Exercise description: Lines containing the string "this" are to be collected in full.

Supplied information:
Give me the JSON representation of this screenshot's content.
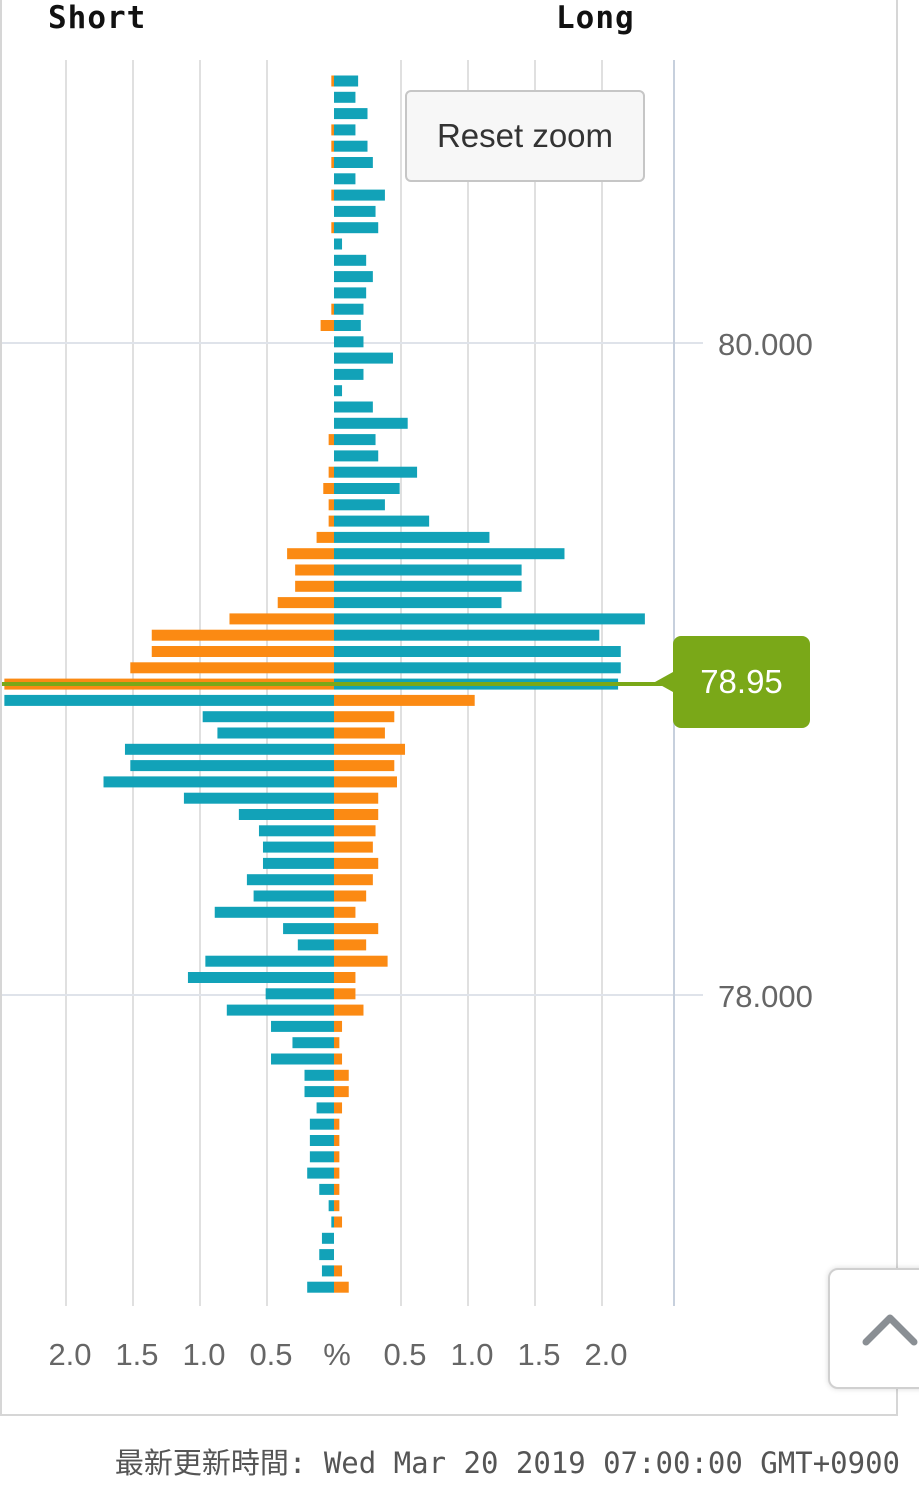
{
  "header": {
    "short_label": "Short",
    "long_label": "Long"
  },
  "reset_zoom_label": "Reset zoom",
  "current_price_label": "78.95",
  "updated_text": "最新更新時間: Wed Mar 20 2019 07:00:00 GMT+0900",
  "colors": {
    "long": "#12a2b8",
    "short": "#fb8a13",
    "price_line": "#7aa818",
    "grid": "#e0e0e0"
  },
  "chart_data": {
    "type": "bar",
    "orientation": "horizontal-butterfly",
    "title": "",
    "xlabel": "%",
    "x_tick_labels": [
      "2.0",
      "1.5",
      "1.0",
      "0.5",
      "%",
      "0.5",
      "1.0",
      "1.5",
      "2.0"
    ],
    "y_tick_labels": [
      "80.000",
      "78.000"
    ],
    "y_ticks": [
      80.0,
      78.0
    ],
    "y_range": [
      76.95,
      80.82
    ],
    "x_range": [
      -2.5,
      2.5
    ],
    "grid": true,
    "current_price": 78.95,
    "bars": [
      {
        "long_top": 0.18,
        "short_top": 0.02,
        "long_bottom": null,
        "short_bottom": null
      },
      {
        "long_top": 0.16,
        "short_top": 0.0
      },
      {
        "long_top": 0.25,
        "short_top": 0.0
      },
      {
        "long_top": 0.16,
        "short_top": 0.02
      },
      {
        "long_top": 0.25,
        "short_top": 0.02
      },
      {
        "long_top": 0.29,
        "short_top": 0.02
      },
      {
        "long_top": 0.16,
        "short_top": 0.0
      },
      {
        "long_top": 0.38,
        "short_top": 0.02
      },
      {
        "long_top": 0.31,
        "short_top": 0.0
      },
      {
        "long_top": 0.33,
        "short_top": 0.02
      },
      {
        "long_top": 0.06,
        "short_top": 0.0
      },
      {
        "long_top": 0.24,
        "short_top": 0.0
      },
      {
        "long_top": 0.29,
        "short_top": 0.0
      },
      {
        "long_top": 0.24,
        "short_top": 0.0
      },
      {
        "long_top": 0.22,
        "short_top": 0.02
      },
      {
        "long_top": 0.2,
        "short_top": 0.1
      },
      {
        "long_top": 0.22,
        "short_top": 0.0
      },
      {
        "long_top": 0.44,
        "short_top": 0.0
      },
      {
        "long_top": 0.22,
        "short_top": 0.0
      },
      {
        "long_top": 0.06,
        "short_top": 0.0
      },
      {
        "long_top": 0.29,
        "short_top": 0.0
      },
      {
        "long_top": 0.55,
        "short_top": 0.0
      },
      {
        "long_top": 0.31,
        "short_top": 0.04
      },
      {
        "long_top": 0.33,
        "short_top": 0.0
      },
      {
        "long_top": 0.62,
        "short_top": 0.04
      },
      {
        "long_top": 0.49,
        "short_top": 0.08
      },
      {
        "long_top": 0.38,
        "short_top": 0.04
      },
      {
        "long_top": 0.71,
        "short_top": 0.04
      },
      {
        "long_top": 1.16,
        "short_top": 0.13
      },
      {
        "long_top": 1.72,
        "short_top": 0.35
      },
      {
        "long_top": 1.4,
        "short_top": 0.29
      },
      {
        "long_top": 1.4,
        "short_top": 0.29
      },
      {
        "long_top": 1.25,
        "short_top": 0.42
      },
      {
        "long_top": 2.32,
        "short_top": 0.78
      },
      {
        "long_top": 1.98,
        "short_top": 1.36
      },
      {
        "long_top": 2.14,
        "short_top": 1.36
      },
      {
        "long_top": 2.14,
        "short_top": 1.52
      },
      {
        "long_top": 2.12,
        "short_top": 2.46
      },
      {
        "long_bottom": 1.05,
        "short_bottom": 2.46
      },
      {
        "long_bottom": 0.45,
        "short_bottom": 0.98
      },
      {
        "long_bottom": 0.38,
        "short_bottom": 0.87
      },
      {
        "long_bottom": 0.53,
        "short_bottom": 1.56
      },
      {
        "long_bottom": 0.45,
        "short_bottom": 1.52
      },
      {
        "long_bottom": 0.47,
        "short_bottom": 1.72
      },
      {
        "long_bottom": 0.33,
        "short_bottom": 1.12
      },
      {
        "long_bottom": 0.33,
        "short_bottom": 0.71
      },
      {
        "long_bottom": 0.31,
        "short_bottom": 0.56
      },
      {
        "long_bottom": 0.29,
        "short_bottom": 0.53
      },
      {
        "long_bottom": 0.33,
        "short_bottom": 0.53
      },
      {
        "long_bottom": 0.29,
        "short_bottom": 0.65
      },
      {
        "long_bottom": 0.24,
        "short_bottom": 0.6
      },
      {
        "long_bottom": 0.16,
        "short_bottom": 0.89
      },
      {
        "long_bottom": 0.33,
        "short_bottom": 0.38
      },
      {
        "long_bottom": 0.24,
        "short_bottom": 0.27
      },
      {
        "long_bottom": 0.4,
        "short_bottom": 0.96
      },
      {
        "long_bottom": 0.16,
        "short_bottom": 1.09
      },
      {
        "long_bottom": 0.16,
        "short_bottom": 0.51
      },
      {
        "long_bottom": 0.22,
        "short_bottom": 0.8
      },
      {
        "long_bottom": 0.06,
        "short_bottom": 0.47
      },
      {
        "long_bottom": 0.04,
        "short_bottom": 0.31
      },
      {
        "long_bottom": 0.06,
        "short_bottom": 0.47
      },
      {
        "long_bottom": 0.11,
        "short_bottom": 0.22
      },
      {
        "long_bottom": 0.11,
        "short_bottom": 0.22
      },
      {
        "long_bottom": 0.06,
        "short_bottom": 0.13
      },
      {
        "long_bottom": 0.04,
        "short_bottom": 0.18
      },
      {
        "long_bottom": 0.04,
        "short_bottom": 0.18
      },
      {
        "long_bottom": 0.04,
        "short_bottom": 0.18
      },
      {
        "long_bottom": 0.04,
        "short_bottom": 0.2
      },
      {
        "long_bottom": 0.04,
        "short_bottom": 0.11
      },
      {
        "long_bottom": 0.04,
        "short_bottom": 0.04
      },
      {
        "long_bottom": 0.06,
        "short_bottom": 0.02
      },
      {
        "long_bottom": 0.0,
        "short_bottom": 0.09
      },
      {
        "long_bottom": 0.0,
        "short_bottom": 0.11
      },
      {
        "long_bottom": 0.06,
        "short_bottom": 0.09
      },
      {
        "long_bottom": 0.11,
        "short_bottom": 0.2
      }
    ]
  }
}
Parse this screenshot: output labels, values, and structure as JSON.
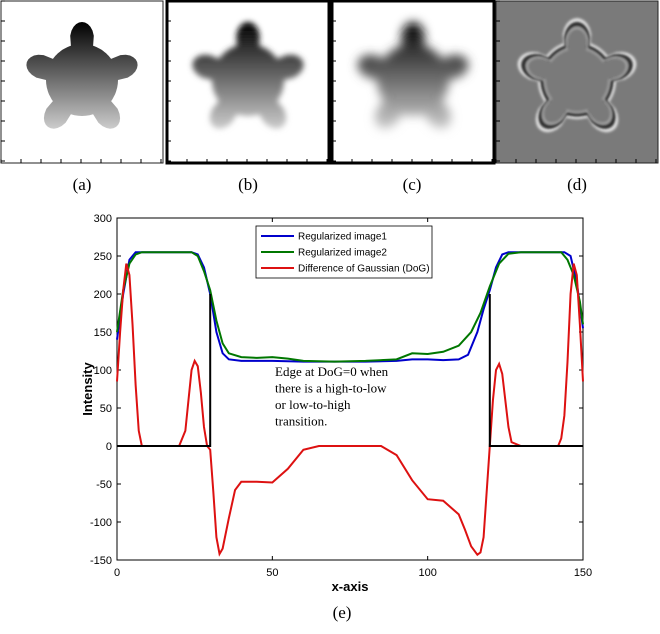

The solution:
Give me the JSON representation of this screenshot's content.
Parse this screenshot: output labels, values, and structure as JSON.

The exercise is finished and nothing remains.